◆ **Given exercise**
Update the records from their start through the line containing "The first layshaft arrangement", swapping "top view" for "plan view" and leaving everything else as it is.

(Stored records)
= = = = = = =

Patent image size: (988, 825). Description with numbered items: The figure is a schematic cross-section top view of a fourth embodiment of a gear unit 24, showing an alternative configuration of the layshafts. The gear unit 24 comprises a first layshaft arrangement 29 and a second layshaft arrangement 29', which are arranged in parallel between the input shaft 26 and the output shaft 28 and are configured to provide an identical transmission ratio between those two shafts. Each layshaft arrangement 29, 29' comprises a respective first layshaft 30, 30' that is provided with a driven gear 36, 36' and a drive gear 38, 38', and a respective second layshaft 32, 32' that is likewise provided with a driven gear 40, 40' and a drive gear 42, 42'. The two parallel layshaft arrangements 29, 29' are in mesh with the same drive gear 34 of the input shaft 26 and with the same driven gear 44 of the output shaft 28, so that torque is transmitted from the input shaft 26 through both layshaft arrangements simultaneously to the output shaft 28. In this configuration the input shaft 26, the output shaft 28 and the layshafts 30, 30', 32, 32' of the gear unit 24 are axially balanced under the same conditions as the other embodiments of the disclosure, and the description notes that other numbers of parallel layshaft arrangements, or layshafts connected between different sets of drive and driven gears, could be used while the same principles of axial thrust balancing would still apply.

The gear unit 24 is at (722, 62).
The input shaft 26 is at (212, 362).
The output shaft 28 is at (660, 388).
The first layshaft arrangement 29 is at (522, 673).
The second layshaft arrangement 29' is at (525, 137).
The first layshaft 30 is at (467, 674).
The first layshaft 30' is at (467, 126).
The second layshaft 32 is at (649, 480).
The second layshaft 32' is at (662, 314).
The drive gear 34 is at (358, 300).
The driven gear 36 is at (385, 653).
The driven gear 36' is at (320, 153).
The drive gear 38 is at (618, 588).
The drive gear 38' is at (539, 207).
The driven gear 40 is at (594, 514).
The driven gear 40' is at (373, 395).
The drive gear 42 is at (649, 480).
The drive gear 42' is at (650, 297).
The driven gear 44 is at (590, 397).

= = = = = = =

◆ **Complete response**
Patent image size: (988, 825). Description with numbered items: The figure is a schematic cross-section plan view of a fourth embodiment of a gear unit 24, showing an alternative configuration of the layshafts. The gear unit 24 comprises a first layshaft arrangement 29 and a second layshaft arrangement 29', which are arranged in parallel between the input shaft 26 and the output shaft 28 and are configured to provide an identical transmission ratio between those two shafts. Each layshaft arrangement 29, 29' comprises a respective first layshaft 30, 30' that is provided with a driven gear 36, 36' and a drive gear 38, 38', and a respective second layshaft 32, 32' that is likewise provided with a driven gear 40, 40' and a drive gear 42, 42'. The two parallel layshaft arrangements 29, 29' are in mesh with the same drive gear 34 of the input shaft 26 and with the same driven gear 44 of the output shaft 28, so that torque is transmitted from the input shaft 26 through both layshaft arrangements simultaneously to the output shaft 28. In this configuration the input shaft 26, the output shaft 28 and the layshafts 30, 30', 32, 32' of the gear unit 24 are axially balanced under the same conditions as the other embodiments of the disclosure, and the description notes that other numbers of parallel layshaft arrangements, or layshafts connected between different sets of drive and driven gears, could be used while the same principles of axial thrust balancing would still apply.

The gear unit 24 is at (722, 62).
The input shaft 26 is at (212, 362).
The output shaft 28 is at (660, 388).
The first layshaft arrangement 29 is at (522, 673).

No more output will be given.